(Stored entries)
╭──

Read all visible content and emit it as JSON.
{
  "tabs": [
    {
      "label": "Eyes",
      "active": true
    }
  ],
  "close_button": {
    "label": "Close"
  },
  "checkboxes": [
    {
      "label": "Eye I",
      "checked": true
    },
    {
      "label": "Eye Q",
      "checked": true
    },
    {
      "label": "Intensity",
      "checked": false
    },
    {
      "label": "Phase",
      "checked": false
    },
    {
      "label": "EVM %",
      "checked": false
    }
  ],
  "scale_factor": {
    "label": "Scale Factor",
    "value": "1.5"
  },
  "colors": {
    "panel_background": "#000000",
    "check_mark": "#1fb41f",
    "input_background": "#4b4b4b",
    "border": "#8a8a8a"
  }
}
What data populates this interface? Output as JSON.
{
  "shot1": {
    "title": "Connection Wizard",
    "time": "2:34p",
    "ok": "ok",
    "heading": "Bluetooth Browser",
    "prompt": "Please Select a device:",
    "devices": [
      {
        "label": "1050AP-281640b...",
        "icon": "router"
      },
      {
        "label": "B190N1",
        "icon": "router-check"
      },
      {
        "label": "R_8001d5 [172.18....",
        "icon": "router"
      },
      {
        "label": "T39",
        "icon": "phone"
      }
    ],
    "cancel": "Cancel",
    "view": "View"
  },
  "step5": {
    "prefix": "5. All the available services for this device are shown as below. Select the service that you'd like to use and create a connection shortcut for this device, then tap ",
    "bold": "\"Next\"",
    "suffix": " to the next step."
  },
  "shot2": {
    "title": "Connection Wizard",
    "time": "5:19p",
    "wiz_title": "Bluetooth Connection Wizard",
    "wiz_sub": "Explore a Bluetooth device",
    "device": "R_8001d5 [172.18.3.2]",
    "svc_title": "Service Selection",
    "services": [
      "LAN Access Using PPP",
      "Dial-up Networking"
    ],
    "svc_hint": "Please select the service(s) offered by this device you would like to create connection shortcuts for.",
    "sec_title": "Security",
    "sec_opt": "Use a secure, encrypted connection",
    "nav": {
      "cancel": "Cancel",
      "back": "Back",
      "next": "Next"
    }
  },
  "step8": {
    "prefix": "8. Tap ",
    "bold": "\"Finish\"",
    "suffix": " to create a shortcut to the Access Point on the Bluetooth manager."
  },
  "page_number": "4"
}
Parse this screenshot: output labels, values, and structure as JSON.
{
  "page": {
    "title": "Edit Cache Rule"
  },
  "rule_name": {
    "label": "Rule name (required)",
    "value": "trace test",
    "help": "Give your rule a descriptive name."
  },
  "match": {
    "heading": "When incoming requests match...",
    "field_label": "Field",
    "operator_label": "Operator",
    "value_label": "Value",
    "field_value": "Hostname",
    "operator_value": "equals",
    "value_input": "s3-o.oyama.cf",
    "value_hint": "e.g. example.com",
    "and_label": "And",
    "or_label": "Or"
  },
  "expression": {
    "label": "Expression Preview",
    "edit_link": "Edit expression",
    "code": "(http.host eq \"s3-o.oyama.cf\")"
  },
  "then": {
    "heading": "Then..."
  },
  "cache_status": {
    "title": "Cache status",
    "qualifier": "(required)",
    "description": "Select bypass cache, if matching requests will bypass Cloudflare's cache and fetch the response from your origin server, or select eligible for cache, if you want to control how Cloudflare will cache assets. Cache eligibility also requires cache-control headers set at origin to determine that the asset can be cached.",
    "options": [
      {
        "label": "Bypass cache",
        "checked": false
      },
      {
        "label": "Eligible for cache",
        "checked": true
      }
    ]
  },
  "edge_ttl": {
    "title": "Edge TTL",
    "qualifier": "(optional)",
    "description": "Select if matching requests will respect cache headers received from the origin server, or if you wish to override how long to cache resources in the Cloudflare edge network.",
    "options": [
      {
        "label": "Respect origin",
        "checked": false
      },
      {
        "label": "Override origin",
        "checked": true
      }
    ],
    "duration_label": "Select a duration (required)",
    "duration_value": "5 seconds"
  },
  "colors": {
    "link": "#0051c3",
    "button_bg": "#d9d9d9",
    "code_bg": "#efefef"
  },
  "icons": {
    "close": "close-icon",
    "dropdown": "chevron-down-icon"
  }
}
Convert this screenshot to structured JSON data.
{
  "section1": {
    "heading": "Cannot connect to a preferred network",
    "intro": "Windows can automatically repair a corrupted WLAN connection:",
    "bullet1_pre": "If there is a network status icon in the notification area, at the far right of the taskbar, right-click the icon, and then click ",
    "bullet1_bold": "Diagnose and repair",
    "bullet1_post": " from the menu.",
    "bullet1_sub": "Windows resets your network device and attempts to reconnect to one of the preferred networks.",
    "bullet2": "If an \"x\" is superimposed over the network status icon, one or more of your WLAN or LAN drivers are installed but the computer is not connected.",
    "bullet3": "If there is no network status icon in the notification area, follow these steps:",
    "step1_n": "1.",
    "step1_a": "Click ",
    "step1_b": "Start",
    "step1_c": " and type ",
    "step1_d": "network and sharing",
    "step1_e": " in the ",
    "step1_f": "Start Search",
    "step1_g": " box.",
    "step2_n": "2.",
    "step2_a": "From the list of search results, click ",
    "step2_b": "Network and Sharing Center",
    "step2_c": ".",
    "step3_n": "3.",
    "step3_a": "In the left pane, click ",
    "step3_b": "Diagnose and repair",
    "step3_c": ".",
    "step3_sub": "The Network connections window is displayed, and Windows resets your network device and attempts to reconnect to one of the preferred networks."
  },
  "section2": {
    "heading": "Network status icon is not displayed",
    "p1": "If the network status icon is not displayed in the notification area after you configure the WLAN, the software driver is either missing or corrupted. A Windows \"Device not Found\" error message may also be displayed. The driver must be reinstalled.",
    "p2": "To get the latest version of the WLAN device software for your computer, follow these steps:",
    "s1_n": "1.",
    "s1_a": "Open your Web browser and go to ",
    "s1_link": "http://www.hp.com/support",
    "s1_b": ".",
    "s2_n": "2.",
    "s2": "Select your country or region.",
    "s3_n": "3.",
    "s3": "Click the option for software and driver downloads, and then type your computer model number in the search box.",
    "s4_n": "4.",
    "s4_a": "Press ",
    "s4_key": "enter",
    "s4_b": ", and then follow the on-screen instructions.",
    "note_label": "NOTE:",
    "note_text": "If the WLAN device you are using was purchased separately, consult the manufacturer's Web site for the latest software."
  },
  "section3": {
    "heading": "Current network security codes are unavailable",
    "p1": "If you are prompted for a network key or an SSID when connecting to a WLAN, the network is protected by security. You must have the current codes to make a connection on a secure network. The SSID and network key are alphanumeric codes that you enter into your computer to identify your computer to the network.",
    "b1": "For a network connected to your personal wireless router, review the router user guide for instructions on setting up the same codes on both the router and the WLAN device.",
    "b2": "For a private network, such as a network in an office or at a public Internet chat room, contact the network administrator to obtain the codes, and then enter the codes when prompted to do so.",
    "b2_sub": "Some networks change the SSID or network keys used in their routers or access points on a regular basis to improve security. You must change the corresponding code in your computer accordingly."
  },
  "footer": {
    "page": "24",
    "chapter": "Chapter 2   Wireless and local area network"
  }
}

╰──

Every record above should be copied exactly.

Read all visible content and emit it as JSON.
{
  "tabs": [
    {
      "label": "Eyes",
      "active": true
    }
  ],
  "close_button": {
    "label": "Close"
  },
  "checkboxes": [
    {
      "label": "Eye I",
      "checked": true
    },
    {
      "label": "Eye Q",
      "checked": true
    },
    {
      "label": "Intensity",
      "checked": false
    },
    {
      "label": "Phase",
      "checked": false
    },
    {
      "label": "EVM %",
      "checked": false
    }
  ],
  "scale_factor": {
    "label": "Scale Factor",
    "value": "1.5"
  },
  "colors": {
    "panel_background": "#000000",
    "check_mark": "#1fb41f",
    "input_background": "#4b4b4b",
    "border": "#8a8a8a"
  }
}
What data populates this interface? Output as JSON.
{
  "shot1": {
    "title": "Connection Wizard",
    "time": "2:34p",
    "ok": "ok",
    "heading": "Bluetooth Browser",
    "prompt": "Please Select a device:",
    "devices": [
      {
        "label": "1050AP-281640b...",
        "icon": "router"
      },
      {
        "label": "B190N1",
        "icon": "router-check"
      },
      {
        "label": "R_8001d5 [172.18....",
        "icon": "router"
      },
      {
        "label": "T39",
        "icon": "phone"
      }
    ],
    "cancel": "Cancel",
    "view": "View"
  },
  "step5": {
    "prefix": "5. All the available services for this device are shown as below. Select the service that you'd like to use and create a connection shortcut for this device, then tap ",
    "bold": "\"Next\"",
    "suffix": " to the next step."
  },
  "shot2": {
    "title": "Connection Wizard",
    "time": "5:19p",
    "wiz_title": "Bluetooth Connection Wizard",
    "wiz_sub": "Explore a Bluetooth device",
    "device": "R_8001d5 [172.18.3.2]",
    "svc_title": "Service Selection",
    "services": [
      "LAN Access Using PPP",
      "Dial-up Networking"
    ],
    "svc_hint": "Please select the service(s) offered by this device you would like to create connection shortcuts for.",
    "sec_title": "Security",
    "sec_opt": "Use a secure, encrypted connection",
    "nav": {
      "cancel": "Cancel",
      "back": "Back",
      "next": "Next"
    }
  },
  "step8": {
    "prefix": "8. Tap ",
    "bold": "\"Finish\"",
    "suffix": " to create a shortcut to the Access Point on the Bluetooth manager."
  },
  "page_number": "4"
}
Parse this screenshot: output labels, values, and structure as JSON.
{
  "page": {
    "title": "Edit Cache Rule"
  },
  "rule_name": {
    "label": "Rule name (required)",
    "value": "trace test",
    "help": "Give your rule a descriptive name."
  },
  "match": {
    "heading": "When incoming requests match...",
    "field_label": "Field",
    "operator_label": "Operator",
    "value_label": "Value",
    "field_value": "Hostname",
    "operator_value": "equals",
    "value_input": "s3-o.oyama.cf",
    "value_hint": "e.g. example.com",
    "and_label": "And",
    "or_label": "Or"
  },
  "expression": {
    "label": "Expression Preview",
    "edit_link": "Edit expression",
    "code": "(http.host eq \"s3-o.oyama.cf\")"
  },
  "then": {
    "heading": "Then..."
  },
  "cache_status": {
    "title": "Cache status",
    "qualifier": "(required)",
    "description": "Select bypass cache, if matching requests will bypass Cloudflare's cache and fetch the response from your origin server, or select eligible for cache, if you want to control how Cloudflare will cache assets. Cache eligibility also requires cache-control headers set at origin to determine that the asset can be cached.",
    "options": [
      {
        "label": "Bypass cache",
        "checked": false
      },
      {
        "label": "Eligible for cache",
        "checked": true
      }
    ]
  },
  "edge_ttl": {
    "title": "Edge TTL",
    "qualifier": "(optional)",
    "description": "Select if matching requests will respect cache headers received from the origin server, or if you wish to override how long to cache resources in the Cloudflare edge network.",
    "options": [
      {
        "label": "Respect origin",
        "checked": false
      },
      {
        "label": "Override origin",
        "checked": true
      }
    ],
    "duration_label": "Select a duration (required)",
    "duration_value": "5 seconds"
  },
  "colors": {
    "link": "#0051c3",
    "button_bg": "#d9d9d9",
    "code_bg": "#efefef"
  },
  "icons": {
    "close": "close-icon",
    "dropdown": "chevron-down-icon"
  }
}
Convert this screenshot to structured JSON data.
{
  "section1": {
    "heading": "Cannot connect to a preferred network",
    "intro": "Windows can automatically repair a corrupted WLAN connection:",
    "bullet1_pre": "If there is a network status icon in the notification area, at the far right of the taskbar, right-click the icon, and then click ",
    "bullet1_bold": "Diagnose and repair",
    "bullet1_post": " from the menu.",
    "bullet1_sub": "Windows resets your network device and attempts to reconnect to one of the preferred networks.",
    "bullet2": "If an \"x\" is superimposed over the network status icon, one or more of your WLAN or LAN drivers are installed but the computer is not connected.",
    "bullet3": "If there is no network status icon in the notification area, follow these steps:",
    "step1_n": "1.",
    "step1_a": "Click ",
    "step1_b": "Start",
    "step1_c": " and type ",
    "step1_d": "network and sharing",
    "step1_e": " in the ",
    "step1_f": "Start Search",
    "step1_g": " box.",
    "step2_n": "2.",
    "step2_a": "From the list of search results, click ",
    "step2_b": "Network and Sharing Center",
    "step2_c": ".",
    "step3_n": "3.",
    "step3_a": "In the left pane, click ",
    "step3_b": "Diagnose and repair",
    "step3_c": ".",
    "step3_sub": "The Network connections window is displayed, and Windows resets your network device and attempts to reconnect to one of the preferred networks."
  },
  "section2": {
    "heading": "Network status icon is not displayed",
    "p1": "If the network status icon is not displayed in the notification area after you configure the WLAN, the software driver is either missing or corrupted. A Windows \"Device not Found\" error message may also be displayed. The driver must be reinstalled.",
    "p2": "To get the latest version of the WLAN device software for your computer, follow these steps:",
    "s1_n": "1.",
    "s1_a": "Open your Web browser and go to ",
    "s1_link": "http://www.hp.com/support",
    "s1_b": ".",
    "s2_n": "2.",
    "s2": "Select your country or region.",
    "s3_n": "3.",
    "s3": "Click the option for software and driver downloads, and then type your computer model number in the search box.",
    "s4_n": "4.",
    "s4_a": "Press ",
    "s4_key": "enter",
    "s4_b": ", and then follow the on-screen instructions.",
    "note_label": "NOTE:",
    "note_text": "If the WLAN device you are using was purchased separately, consult the manufacturer's Web site for the latest software."
  },
  "section3": {
    "heading": "Current network security codes are unavailable",
    "p1": "If you are prompted for a network key or an SSID when connecting to a WLAN, the network is protected by security. You must have the current codes to make a connection on a secure network. The SSID and network key are alphanumeric codes that you enter into your computer to identify your computer to the network.",
    "b1": "For a network connected to your personal wireless router, review the router user guide for instructions on setting up the same codes on both the router and the WLAN device.",
    "b2": "For a private network, such as a network in an office or at a public Internet chat room, contact the network administrator to obtain the codes, and then enter the codes when prompted to do so.",
    "b2_sub": "Some networks change the SSID or network keys used in their routers or access points on a regular basis to improve security. You must change the corresponding code in your computer accordingly."
  },
  "footer": {
    "page": "24",
    "chapter": "Chapter 2   Wireless and local area network"
  }
}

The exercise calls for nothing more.